Stored entries
— Start —

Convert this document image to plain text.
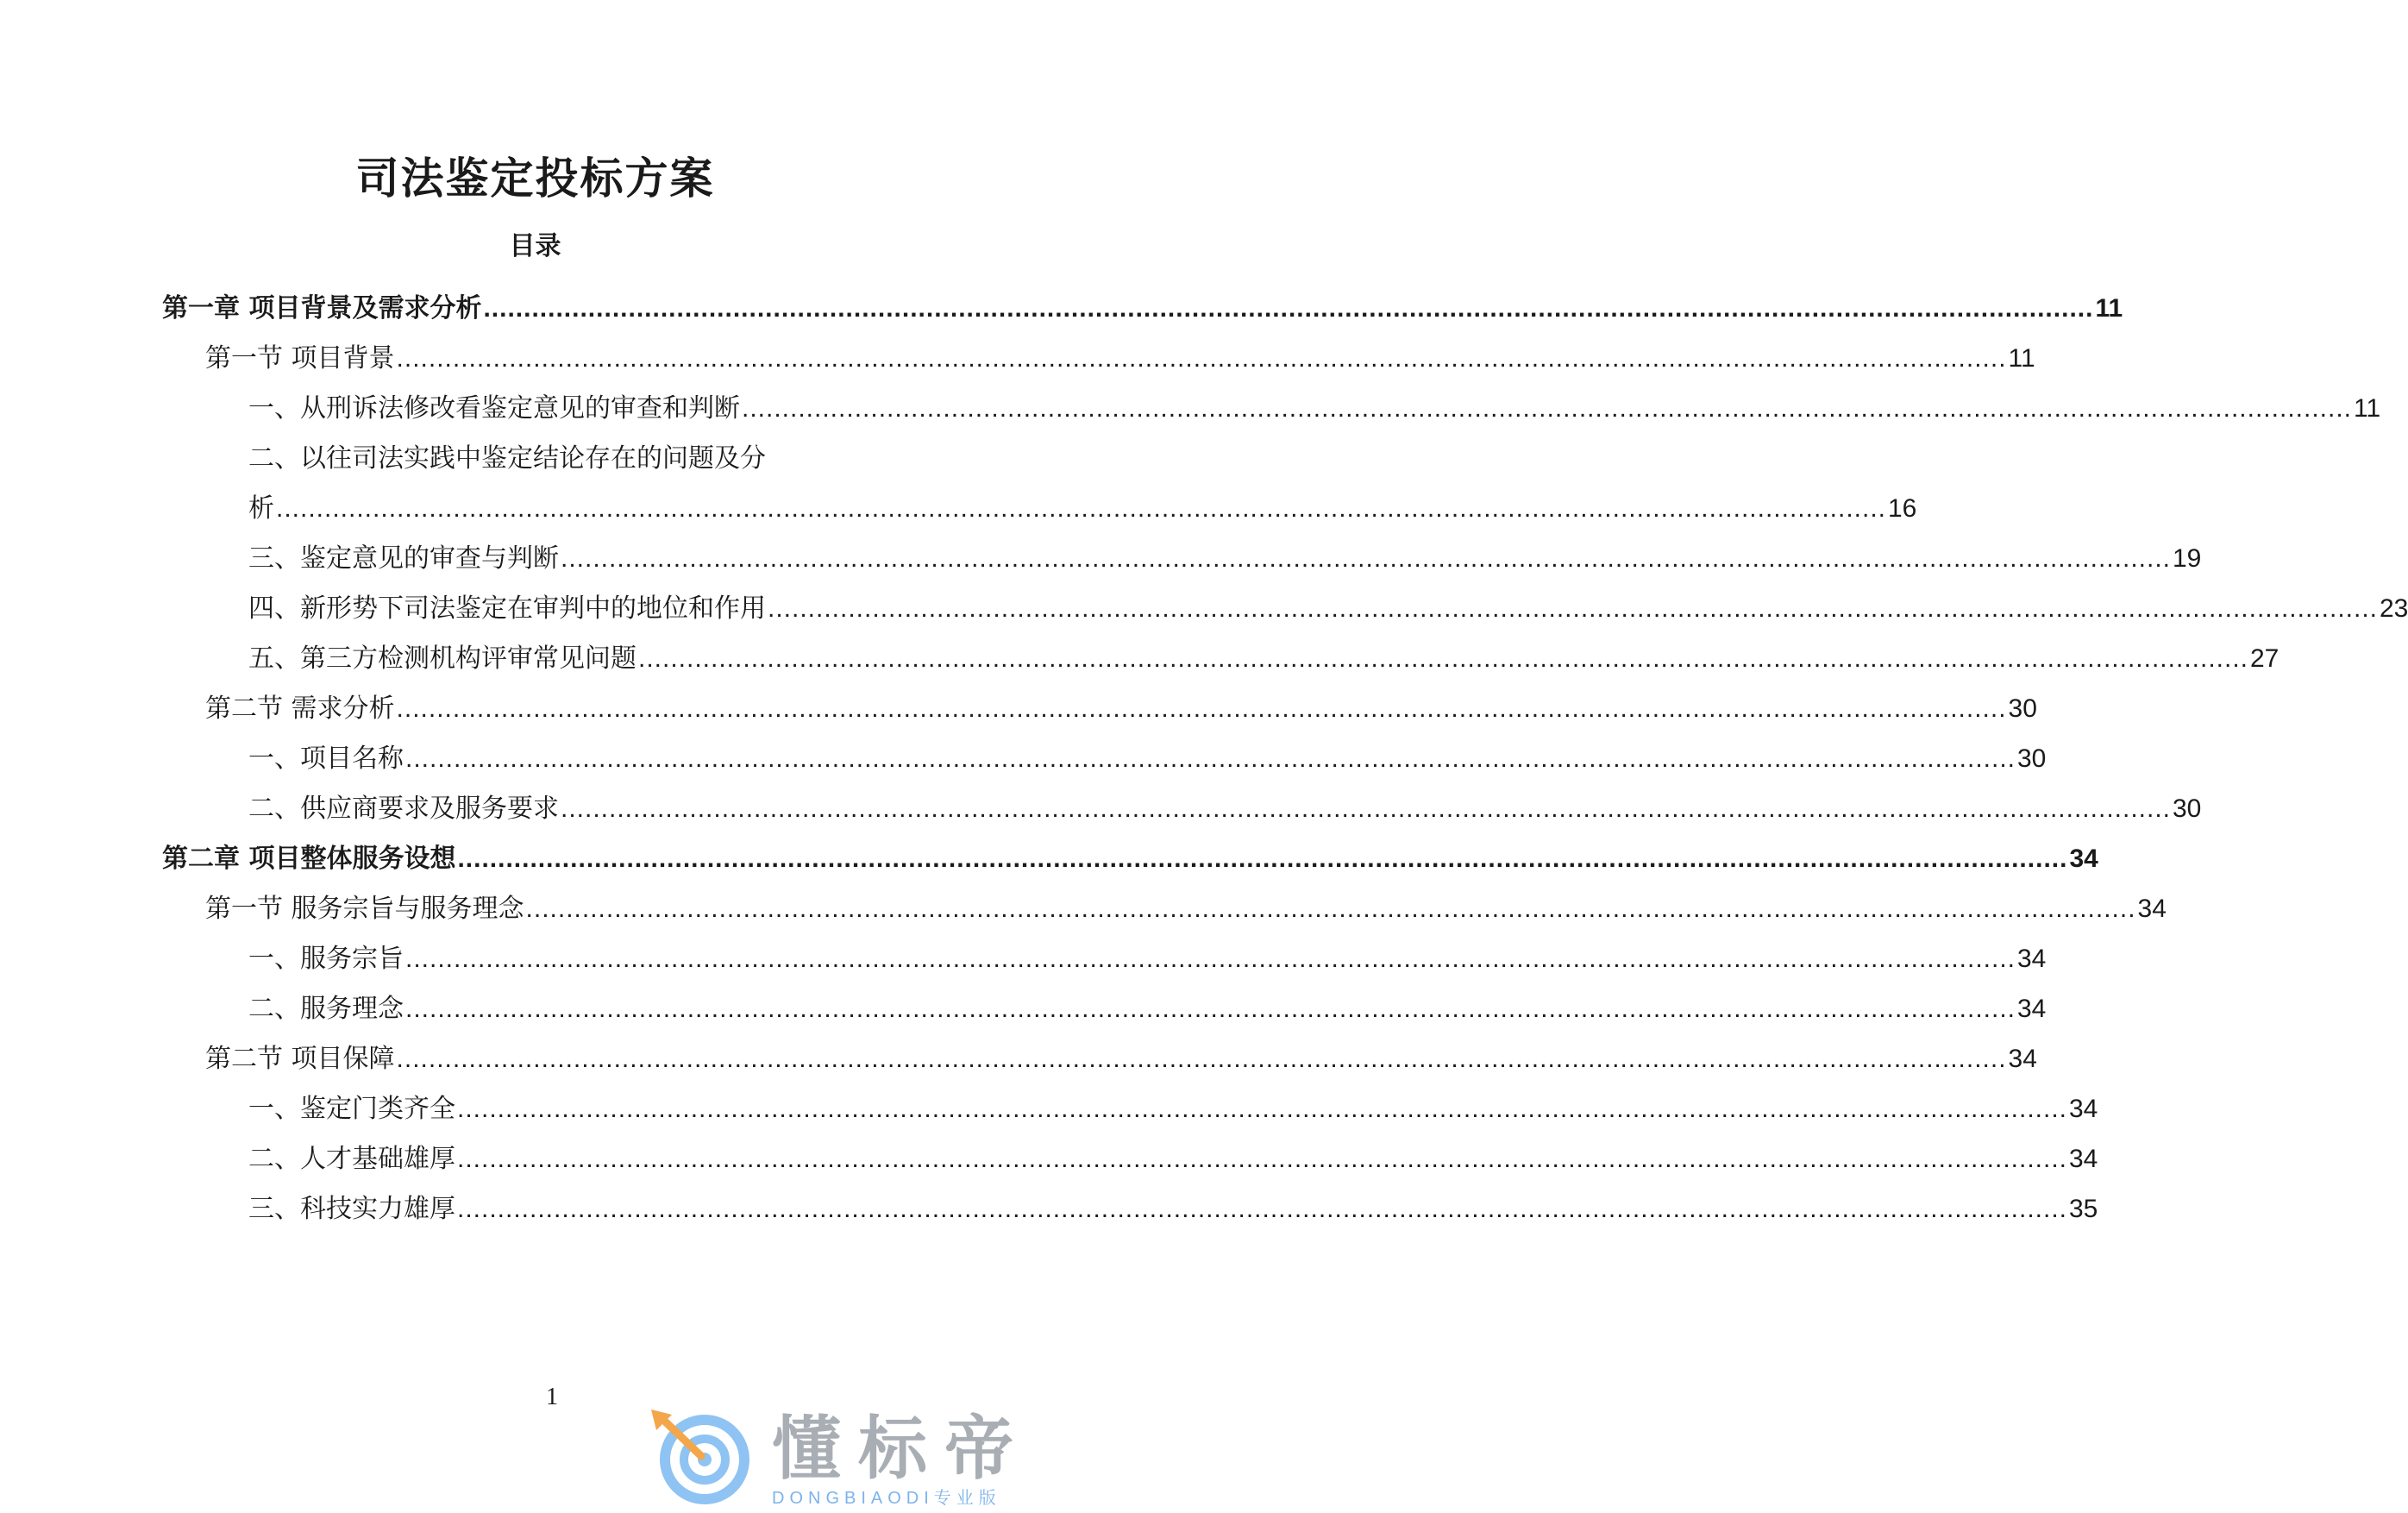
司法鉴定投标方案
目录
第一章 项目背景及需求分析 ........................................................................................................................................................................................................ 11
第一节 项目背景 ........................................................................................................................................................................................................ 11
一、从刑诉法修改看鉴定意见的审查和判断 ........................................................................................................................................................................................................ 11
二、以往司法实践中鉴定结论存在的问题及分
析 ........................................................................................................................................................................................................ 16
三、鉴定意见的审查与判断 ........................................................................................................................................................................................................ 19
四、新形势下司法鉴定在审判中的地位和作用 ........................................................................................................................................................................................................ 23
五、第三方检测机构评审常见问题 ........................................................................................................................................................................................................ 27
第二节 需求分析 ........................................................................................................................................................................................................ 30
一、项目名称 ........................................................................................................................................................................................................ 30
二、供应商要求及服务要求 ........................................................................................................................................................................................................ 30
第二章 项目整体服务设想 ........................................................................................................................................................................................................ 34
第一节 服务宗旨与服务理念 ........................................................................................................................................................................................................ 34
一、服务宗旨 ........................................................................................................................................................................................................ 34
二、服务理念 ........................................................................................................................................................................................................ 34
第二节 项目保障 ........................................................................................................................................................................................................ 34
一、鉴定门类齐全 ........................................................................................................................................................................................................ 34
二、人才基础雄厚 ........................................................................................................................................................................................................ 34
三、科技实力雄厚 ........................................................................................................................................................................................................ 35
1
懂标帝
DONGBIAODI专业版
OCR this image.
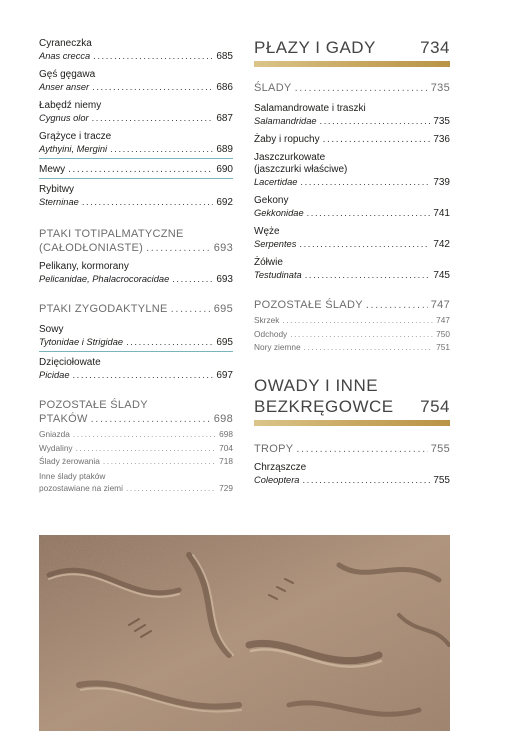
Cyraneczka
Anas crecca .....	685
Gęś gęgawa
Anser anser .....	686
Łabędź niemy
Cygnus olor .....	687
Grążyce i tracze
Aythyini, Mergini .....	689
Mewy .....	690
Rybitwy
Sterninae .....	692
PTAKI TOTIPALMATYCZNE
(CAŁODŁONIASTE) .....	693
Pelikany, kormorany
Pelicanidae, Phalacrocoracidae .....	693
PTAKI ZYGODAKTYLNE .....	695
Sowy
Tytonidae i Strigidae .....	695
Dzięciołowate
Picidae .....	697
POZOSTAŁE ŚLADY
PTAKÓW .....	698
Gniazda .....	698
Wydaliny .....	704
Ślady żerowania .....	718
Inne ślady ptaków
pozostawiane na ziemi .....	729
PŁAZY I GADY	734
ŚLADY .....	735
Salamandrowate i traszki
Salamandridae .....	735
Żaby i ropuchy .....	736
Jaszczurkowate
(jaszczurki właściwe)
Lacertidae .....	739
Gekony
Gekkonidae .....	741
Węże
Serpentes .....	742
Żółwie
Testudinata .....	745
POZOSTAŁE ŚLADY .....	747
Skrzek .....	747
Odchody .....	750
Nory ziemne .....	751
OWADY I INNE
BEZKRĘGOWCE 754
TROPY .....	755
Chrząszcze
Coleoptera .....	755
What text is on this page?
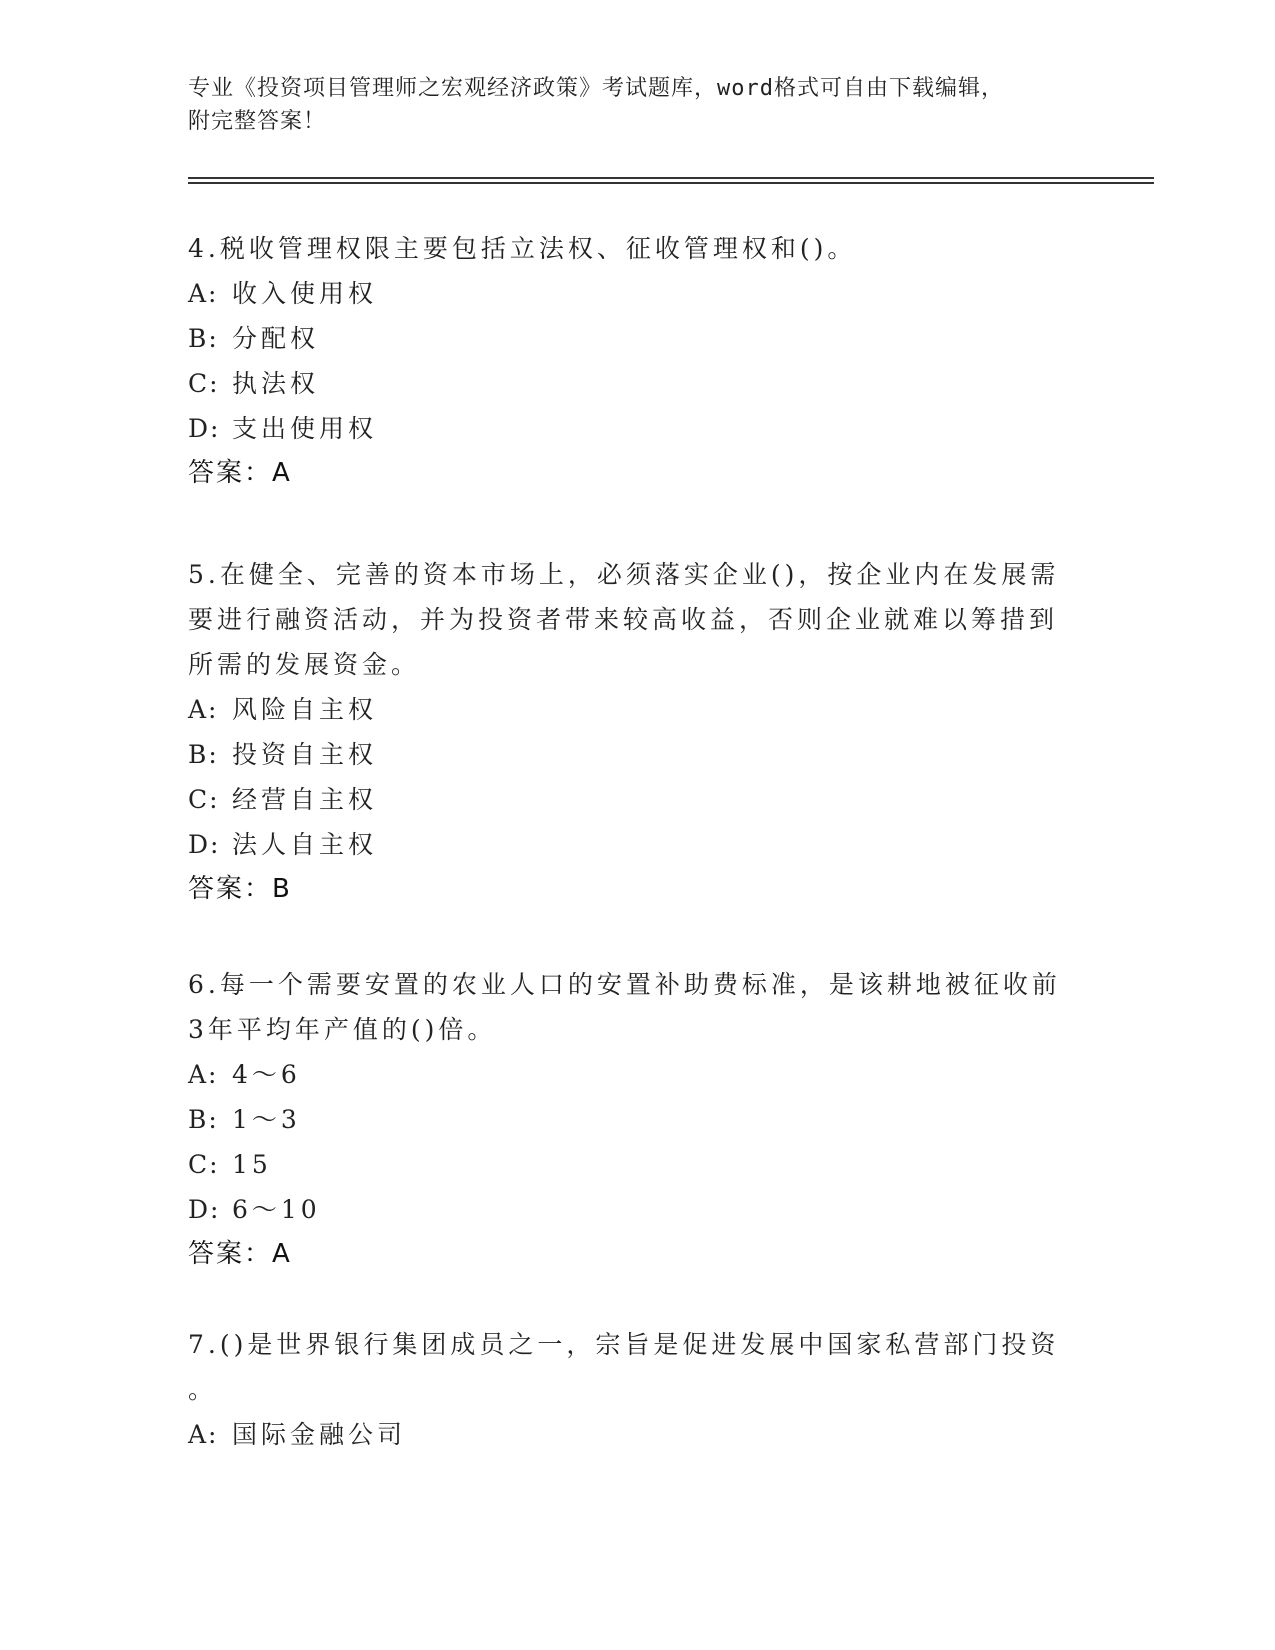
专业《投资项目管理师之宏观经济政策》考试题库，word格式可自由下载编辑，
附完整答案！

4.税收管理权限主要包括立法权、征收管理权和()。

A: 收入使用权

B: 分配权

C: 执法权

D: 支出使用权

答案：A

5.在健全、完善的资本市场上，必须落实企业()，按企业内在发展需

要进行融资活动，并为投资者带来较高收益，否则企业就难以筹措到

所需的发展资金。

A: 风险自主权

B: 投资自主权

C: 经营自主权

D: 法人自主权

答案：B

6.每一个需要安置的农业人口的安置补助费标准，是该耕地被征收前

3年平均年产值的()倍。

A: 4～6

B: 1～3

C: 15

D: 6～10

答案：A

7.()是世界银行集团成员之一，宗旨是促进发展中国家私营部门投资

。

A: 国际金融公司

— End —

**Work to be completed:**
Exclude all images and restate the records above word for word.

**Reply:**
Convert this document image to plain text.
司法鉴定投标方案
目录
第一章 项目背景及需求分析 ........................................................................................................................................................................................................ 11
第一节 项目背景 ........................................................................................................................................................................................................ 11
一、从刑诉法修改看鉴定意见的审查和判断 ........................................................................................................................................................................................................ 11
二、以往司法实践中鉴定结论存在的问题及分
析 ........................................................................................................................................................................................................ 16
三、鉴定意见的审查与判断 ........................................................................................................................................................................................................ 19
四、新形势下司法鉴定在审判中的地位和作用 ........................................................................................................................................................................................................ 23
五、第三方检测机构评审常见问题 ........................................................................................................................................................................................................ 27
第二节 需求分析 ........................................................................................................................................................................................................ 30
一、项目名称 ........................................................................................................................................................................................................ 30
二、供应商要求及服务要求 ........................................................................................................................................................................................................ 30
第二章 项目整体服务设想 ........................................................................................................................................................................................................ 34
第一节 服务宗旨与服务理念 ........................................................................................................................................................................................................ 34
一、服务宗旨 ........................................................................................................................................................................................................ 34
二、服务理念 ........................................................................................................................................................................................................ 34
第二节 项目保障 ........................................................................................................................................................................................................ 34
一、鉴定门类齐全 ........................................................................................................................................................................................................ 34
二、人才基础雄厚 ........................................................................................................................................................................................................ 34
三、科技实力雄厚 ........................................................................................................................................................................................................ 35
1
懂标帝
DONGBIAODI专业版
OCR this image.
Cyraneczka
Anas crecca .....	685
Gęś gęgawa
Anser anser .....	686
Łabędź niemy
Cygnus olor .....	687
Grążyce i tracze
Aythyini, Mergini .....	689
Mewy .....	690
Rybitwy
Sterninae .....	692
PTAKI TOTIPALMATYCZNE
(CAŁODŁONIASTE) .....	693
Pelikany, kormorany
Pelicanidae, Phalacrocoracidae .....	693
PTAKI ZYGODAKTYLNE .....	695
Sowy
Tytonidae i Strigidae .....	695
Dzięciołowate
Picidae .....	697
POZOSTAŁE ŚLADY
PTAKÓW .....	698
Gniazda .....	698
Wydaliny .....	704
Ślady żerowania .....	718
Inne ślady ptaków
pozostawiane na ziemi .....	729
PŁAZY I GADY	734
ŚLADY .....	735
Salamandrowate i traszki
Salamandridae .....	735
Żaby i ropuchy .....	736
Jaszczurkowate
(jaszczurki właściwe)
Lacertidae .....	739
Gekony
Gekkonidae .....	741
Węże
Serpentes .....	742
Żółwie
Testudinata .....	745
POZOSTAŁE ŚLADY .....	747
Skrzek .....	747
Odchody .....	750
Nory ziemne .....	751
OWADY I INNE
BEZKRĘGOWCE 754
TROPY .....	755
Chrząszcze
Coleoptera .....	755
What text is on this page?
专业《投资项目管理师之宏观经济政策》考试题库，word格式可自由下载编辑，
附完整答案！

4.税收管理权限主要包括立法权、征收管理权和()。

A: 收入使用权

B: 分配权

C: 执法权

D: 支出使用权

答案：A

5.在健全、完善的资本市场上，必须落实企业()，按企业内在发展需

要进行融资活动，并为投资者带来较高收益，否则企业就难以筹措到

所需的发展资金。

A: 风险自主权

B: 投资自主权

C: 经营自主权

D: 法人自主权

答案：B

6.每一个需要安置的农业人口的安置补助费标准，是该耕地被征收前

3年平均年产值的()倍。

A: 4～6

B: 1～3

C: 15

D: 6～10

答案：A

7.()是世界银行集团成员之一，宗旨是促进发展中国家私营部门投资

。

A: 国际金融公司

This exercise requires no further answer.